## CHALLENGE
Every line holding the string "high" should be gathered.

--------

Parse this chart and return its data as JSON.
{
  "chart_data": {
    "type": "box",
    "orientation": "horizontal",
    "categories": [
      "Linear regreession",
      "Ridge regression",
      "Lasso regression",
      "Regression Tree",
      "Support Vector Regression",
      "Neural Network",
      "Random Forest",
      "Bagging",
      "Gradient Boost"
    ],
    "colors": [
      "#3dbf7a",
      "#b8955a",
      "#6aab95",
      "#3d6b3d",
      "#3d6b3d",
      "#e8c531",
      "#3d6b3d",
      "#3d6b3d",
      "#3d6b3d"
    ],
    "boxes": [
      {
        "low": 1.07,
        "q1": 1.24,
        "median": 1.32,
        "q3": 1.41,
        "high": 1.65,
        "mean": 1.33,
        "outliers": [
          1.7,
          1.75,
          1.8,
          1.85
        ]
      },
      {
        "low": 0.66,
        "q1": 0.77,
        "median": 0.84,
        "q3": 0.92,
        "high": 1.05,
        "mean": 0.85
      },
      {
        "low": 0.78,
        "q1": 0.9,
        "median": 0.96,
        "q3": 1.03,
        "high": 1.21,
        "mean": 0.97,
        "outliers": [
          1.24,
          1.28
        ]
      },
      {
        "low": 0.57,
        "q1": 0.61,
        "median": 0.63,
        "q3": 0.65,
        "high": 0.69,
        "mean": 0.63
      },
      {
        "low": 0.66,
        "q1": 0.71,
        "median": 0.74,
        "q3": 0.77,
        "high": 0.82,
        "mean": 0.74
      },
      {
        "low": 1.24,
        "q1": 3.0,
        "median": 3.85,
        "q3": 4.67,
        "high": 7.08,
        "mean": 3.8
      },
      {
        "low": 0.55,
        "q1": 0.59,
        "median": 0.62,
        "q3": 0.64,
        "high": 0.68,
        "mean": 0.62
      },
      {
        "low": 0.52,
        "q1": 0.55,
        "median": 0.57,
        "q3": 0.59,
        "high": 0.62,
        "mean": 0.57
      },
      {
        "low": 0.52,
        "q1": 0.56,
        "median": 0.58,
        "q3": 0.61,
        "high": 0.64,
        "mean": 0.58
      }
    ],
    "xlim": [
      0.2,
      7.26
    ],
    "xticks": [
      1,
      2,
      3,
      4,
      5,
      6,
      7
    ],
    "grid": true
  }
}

--------

## TASK SOLUTION
        "high": 1.65,
        "high": 1.05,
        "high": 1.21,
        "high": 0.69,
        "high": 0.82,
        "high": 7.08,
        "high": 0.68,
        "high": 0.62,
        "high": 0.64,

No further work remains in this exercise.